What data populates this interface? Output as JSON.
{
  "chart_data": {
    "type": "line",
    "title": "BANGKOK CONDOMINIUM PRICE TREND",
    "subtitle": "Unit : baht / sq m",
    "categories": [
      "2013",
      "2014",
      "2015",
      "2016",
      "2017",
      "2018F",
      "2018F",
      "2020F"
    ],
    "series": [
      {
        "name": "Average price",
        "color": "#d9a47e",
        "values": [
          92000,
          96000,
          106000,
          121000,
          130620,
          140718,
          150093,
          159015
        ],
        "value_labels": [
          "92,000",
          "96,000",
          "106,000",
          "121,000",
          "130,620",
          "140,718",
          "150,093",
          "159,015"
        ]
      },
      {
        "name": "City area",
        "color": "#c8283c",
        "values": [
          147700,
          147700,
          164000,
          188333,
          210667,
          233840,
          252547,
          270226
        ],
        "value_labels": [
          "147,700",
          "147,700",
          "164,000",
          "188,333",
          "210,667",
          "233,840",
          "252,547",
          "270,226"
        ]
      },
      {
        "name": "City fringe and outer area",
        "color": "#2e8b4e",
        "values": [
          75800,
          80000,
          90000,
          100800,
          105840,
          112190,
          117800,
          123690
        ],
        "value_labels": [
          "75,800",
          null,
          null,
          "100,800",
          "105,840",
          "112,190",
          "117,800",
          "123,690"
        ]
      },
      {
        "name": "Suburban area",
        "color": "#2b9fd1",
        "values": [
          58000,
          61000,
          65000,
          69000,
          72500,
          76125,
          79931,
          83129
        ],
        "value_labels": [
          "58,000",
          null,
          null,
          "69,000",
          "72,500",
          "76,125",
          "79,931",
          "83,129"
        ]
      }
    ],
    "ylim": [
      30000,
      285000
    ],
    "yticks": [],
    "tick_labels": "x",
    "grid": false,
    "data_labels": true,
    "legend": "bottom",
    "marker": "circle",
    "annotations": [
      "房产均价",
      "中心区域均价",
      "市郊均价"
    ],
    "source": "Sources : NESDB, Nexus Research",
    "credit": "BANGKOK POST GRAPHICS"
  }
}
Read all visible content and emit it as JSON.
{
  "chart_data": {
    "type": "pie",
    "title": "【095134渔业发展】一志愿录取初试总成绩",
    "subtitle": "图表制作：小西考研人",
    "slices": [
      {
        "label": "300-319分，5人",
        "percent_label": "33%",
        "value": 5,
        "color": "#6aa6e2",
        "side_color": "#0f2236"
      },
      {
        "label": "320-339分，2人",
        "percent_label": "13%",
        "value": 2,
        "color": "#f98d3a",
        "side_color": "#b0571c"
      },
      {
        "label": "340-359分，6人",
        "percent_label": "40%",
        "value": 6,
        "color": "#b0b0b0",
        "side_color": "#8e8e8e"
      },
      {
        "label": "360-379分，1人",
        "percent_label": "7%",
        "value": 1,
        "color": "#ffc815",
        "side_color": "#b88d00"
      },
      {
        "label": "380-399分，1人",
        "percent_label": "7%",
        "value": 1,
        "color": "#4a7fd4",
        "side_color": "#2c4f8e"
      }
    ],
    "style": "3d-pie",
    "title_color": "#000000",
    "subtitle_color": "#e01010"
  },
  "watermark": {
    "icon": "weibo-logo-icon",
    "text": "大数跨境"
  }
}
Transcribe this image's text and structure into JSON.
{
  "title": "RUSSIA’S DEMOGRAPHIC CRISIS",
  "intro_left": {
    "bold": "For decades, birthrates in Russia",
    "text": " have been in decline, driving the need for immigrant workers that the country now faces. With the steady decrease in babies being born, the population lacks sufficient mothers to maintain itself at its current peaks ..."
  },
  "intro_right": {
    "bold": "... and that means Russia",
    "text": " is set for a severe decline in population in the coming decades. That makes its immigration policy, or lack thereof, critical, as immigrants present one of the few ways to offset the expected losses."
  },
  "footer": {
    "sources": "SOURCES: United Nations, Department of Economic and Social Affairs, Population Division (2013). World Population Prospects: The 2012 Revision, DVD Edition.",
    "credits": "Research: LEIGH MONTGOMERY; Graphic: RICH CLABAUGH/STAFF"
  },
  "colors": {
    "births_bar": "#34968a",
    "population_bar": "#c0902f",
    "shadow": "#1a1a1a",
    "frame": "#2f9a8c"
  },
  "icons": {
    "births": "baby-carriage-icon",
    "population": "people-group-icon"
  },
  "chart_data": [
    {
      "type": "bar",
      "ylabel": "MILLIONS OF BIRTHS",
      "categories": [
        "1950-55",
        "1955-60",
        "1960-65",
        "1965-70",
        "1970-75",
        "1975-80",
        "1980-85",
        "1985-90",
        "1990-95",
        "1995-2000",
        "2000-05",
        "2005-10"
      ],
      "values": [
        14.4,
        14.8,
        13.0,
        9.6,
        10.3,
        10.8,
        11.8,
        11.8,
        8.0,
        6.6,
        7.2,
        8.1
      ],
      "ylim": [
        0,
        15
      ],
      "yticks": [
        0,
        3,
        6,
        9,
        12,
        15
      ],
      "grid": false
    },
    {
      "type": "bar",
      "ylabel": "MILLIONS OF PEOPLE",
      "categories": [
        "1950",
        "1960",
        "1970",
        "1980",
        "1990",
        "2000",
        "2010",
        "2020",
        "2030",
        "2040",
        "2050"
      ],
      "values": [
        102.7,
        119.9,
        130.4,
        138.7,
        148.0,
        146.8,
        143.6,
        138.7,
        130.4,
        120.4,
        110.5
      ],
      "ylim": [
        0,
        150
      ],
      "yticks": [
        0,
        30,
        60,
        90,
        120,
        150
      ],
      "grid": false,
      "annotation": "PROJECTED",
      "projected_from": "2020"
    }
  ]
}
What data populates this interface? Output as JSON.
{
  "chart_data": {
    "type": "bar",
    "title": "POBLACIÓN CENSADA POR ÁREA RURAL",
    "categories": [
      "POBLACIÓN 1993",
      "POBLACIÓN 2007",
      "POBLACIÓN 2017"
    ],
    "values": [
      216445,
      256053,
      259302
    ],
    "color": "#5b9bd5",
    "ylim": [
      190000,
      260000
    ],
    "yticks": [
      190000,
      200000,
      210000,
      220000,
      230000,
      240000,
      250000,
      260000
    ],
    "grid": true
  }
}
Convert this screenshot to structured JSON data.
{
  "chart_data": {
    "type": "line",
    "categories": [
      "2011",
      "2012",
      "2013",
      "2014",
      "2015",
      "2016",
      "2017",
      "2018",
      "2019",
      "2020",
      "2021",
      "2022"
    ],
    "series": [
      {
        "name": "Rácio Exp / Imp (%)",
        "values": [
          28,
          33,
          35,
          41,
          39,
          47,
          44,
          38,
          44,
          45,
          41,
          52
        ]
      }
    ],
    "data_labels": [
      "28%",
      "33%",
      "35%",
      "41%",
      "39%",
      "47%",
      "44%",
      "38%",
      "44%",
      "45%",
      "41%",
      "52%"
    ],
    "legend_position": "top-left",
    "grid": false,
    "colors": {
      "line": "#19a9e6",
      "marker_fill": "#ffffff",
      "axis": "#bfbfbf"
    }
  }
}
══════════════════════════════
__What to do__
Extract every record and return it verbatim.

__Response__
What data populates this interface? Output as JSON.
{
  "chart_data": {
    "type": "line",
    "title": "BANGKOK CONDOMINIUM PRICE TREND",
    "subtitle": "Unit : baht / sq m",
    "categories": [
      "2013",
      "2014",
      "2015",
      "2016",
      "2017",
      "2018F",
      "2018F",
      "2020F"
    ],
    "series": [
      {
        "name": "Average price",
        "color": "#d9a47e",
        "values": [
          92000,
          96000,
          106000,
          121000,
          130620,
          140718,
          150093,
          159015
        ],
        "value_labels": [
          "92,000",
          "96,000",
          "106,000",
          "121,000",
          "130,620",
          "140,718",
          "150,093",
          "159,015"
        ]
      },
      {
        "name": "City area",
        "color": "#c8283c",
        "values": [
          147700,
          147700,
          164000,
          188333,
          210667,
          233840,
          252547,
          270226
        ],
        "value_labels": [
          "147,700",
          "147,700",
          "164,000",
          "188,333",
          "210,667",
          "233,840",
          "252,547",
          "270,226"
        ]
      },
      {
        "name": "City fringe and outer area",
        "color": "#2e8b4e",
        "values": [
          75800,
          80000,
          90000,
          100800,
          105840,
          112190,
          117800,
          123690
        ],
        "value_labels": [
          "75,800",
          null,
          null,
          "100,800",
          "105,840",
          "112,190",
          "117,800",
          "123,690"
        ]
      },
      {
        "name": "Suburban area",
        "color": "#2b9fd1",
        "values": [
          58000,
          61000,
          65000,
          69000,
          72500,
          76125,
          79931,
          83129
        ],
        "value_labels": [
          "58,000",
          null,
          null,
          "69,000",
          "72,500",
          "76,125",
          "79,931",
          "83,129"
        ]
      }
    ],
    "ylim": [
      30000,
      285000
    ],
    "yticks": [],
    "tick_labels": "x",
    "grid": false,
    "data_labels": true,
    "legend": "bottom",
    "marker": "circle",
    "annotations": [
      "房产均价",
      "中心区域均价",
      "市郊均价"
    ],
    "source": "Sources : NESDB, Nexus Research",
    "credit": "BANGKOK POST GRAPHICS"
  }
}
Read all visible content and emit it as JSON.
{
  "chart_data": {
    "type": "pie",
    "title": "【095134渔业发展】一志愿录取初试总成绩",
    "subtitle": "图表制作：小西考研人",
    "slices": [
      {
        "label": "300-319分，5人",
        "percent_label": "33%",
        "value": 5,
        "color": "#6aa6e2",
        "side_color": "#0f2236"
      },
      {
        "label": "320-339分，2人",
        "percent_label": "13%",
        "value": 2,
        "color": "#f98d3a",
        "side_color": "#b0571c"
      },
      {
        "label": "340-359分，6人",
        "percent_label": "40%",
        "value": 6,
        "color": "#b0b0b0",
        "side_color": "#8e8e8e"
      },
      {
        "label": "360-379分，1人",
        "percent_label": "7%",
        "value": 1,
        "color": "#ffc815",
        "side_color": "#b88d00"
      },
      {
        "label": "380-399分，1人",
        "percent_label": "7%",
        "value": 1,
        "color": "#4a7fd4",
        "side_color": "#2c4f8e"
      }
    ],
    "style": "3d-pie",
    "title_color": "#000000",
    "subtitle_color": "#e01010"
  },
  "watermark": {
    "icon": "weibo-logo-icon",
    "text": "大数跨境"
  }
}
Transcribe this image's text and structure into JSON.
{
  "title": "RUSSIA’S DEMOGRAPHIC CRISIS",
  "intro_left": {
    "bold": "For decades, birthrates in Russia",
    "text": " have been in decline, driving the need for immigrant workers that the country now faces. With the steady decrease in babies being born, the population lacks sufficient mothers to maintain itself at its current peaks ..."
  },
  "intro_right": {
    "bold": "... and that means Russia",
    "text": " is set for a severe decline in population in the coming decades. That makes its immigration policy, or lack thereof, critical, as immigrants present one of the few ways to offset the expected losses."
  },
  "footer": {
    "sources": "SOURCES: United Nations, Department of Economic and Social Affairs, Population Division (2013). World Population Prospects: The 2012 Revision, DVD Edition.",
    "credits": "Research: LEIGH MONTGOMERY; Graphic: RICH CLABAUGH/STAFF"
  },
  "colors": {
    "births_bar": "#34968a",
    "population_bar": "#c0902f",
    "shadow": "#1a1a1a",
    "frame": "#2f9a8c"
  },
  "icons": {
    "births": "baby-carriage-icon",
    "population": "people-group-icon"
  },
  "chart_data": [
    {
      "type": "bar",
      "ylabel": "MILLIONS OF BIRTHS",
      "categories": [
        "1950-55",
        "1955-60",
        "1960-65",
        "1965-70",
        "1970-75",
        "1975-80",
        "1980-85",
        "1985-90",
        "1990-95",
        "1995-2000",
        "2000-05",
        "2005-10"
      ],
      "values": [
        14.4,
        14.8,
        13.0,
        9.6,
        10.3,
        10.8,
        11.8,
        11.8,
        8.0,
        6.6,
        7.2,
        8.1
      ],
      "ylim": [
        0,
        15
      ],
      "yticks": [
        0,
        3,
        6,
        9,
        12,
        15
      ],
      "grid": false
    },
    {
      "type": "bar",
      "ylabel": "MILLIONS OF PEOPLE",
      "categories": [
        "1950",
        "1960",
        "1970",
        "1980",
        "1990",
        "2000",
        "2010",
        "2020",
        "2030",
        "2040",
        "2050"
      ],
      "values": [
        102.7,
        119.9,
        130.4,
        138.7,
        148.0,
        146.8,
        143.6,
        138.7,
        130.4,
        120.4,
        110.5
      ],
      "ylim": [
        0,
        150
      ],
      "yticks": [
        0,
        30,
        60,
        90,
        120,
        150
      ],
      "grid": false,
      "annotation": "PROJECTED",
      "projected_from": "2020"
    }
  ]
}
What data populates this interface? Output as JSON.
{
  "chart_data": {
    "type": "bar",
    "title": "POBLACIÓN CENSADA POR ÁREA RURAL",
    "categories": [
      "POBLACIÓN 1993",
      "POBLACIÓN 2007",
      "POBLACIÓN 2017"
    ],
    "values": [
      216445,
      256053,
      259302
    ],
    "color": "#5b9bd5",
    "ylim": [
      190000,
      260000
    ],
    "yticks": [
      190000,
      200000,
      210000,
      220000,
      230000,
      240000,
      250000,
      260000
    ],
    "grid": true
  }
}
Convert this screenshot to structured JSON data.
{
  "chart_data": {
    "type": "line",
    "categories": [
      "2011",
      "2012",
      "2013",
      "2014",
      "2015",
      "2016",
      "2017",
      "2018",
      "2019",
      "2020",
      "2021",
      "2022"
    ],
    "series": [
      {
        "name": "Rácio Exp / Imp (%)",
        "values": [
          28,
          33,
          35,
          41,
          39,
          47,
          44,
          38,
          44,
          45,
          41,
          52
        ]
      }
    ],
    "data_labels": [
      "28%",
      "33%",
      "35%",
      "41%",
      "39%",
      "47%",
      "44%",
      "38%",
      "44%",
      "45%",
      "41%",
      "52%"
    ],
    "legend_position": "top-left",
    "grid": false,
    "colors": {
      "line": "#19a9e6",
      "marker_fill": "#ffffff",
      "axis": "#bfbfbf"
    }
  }
}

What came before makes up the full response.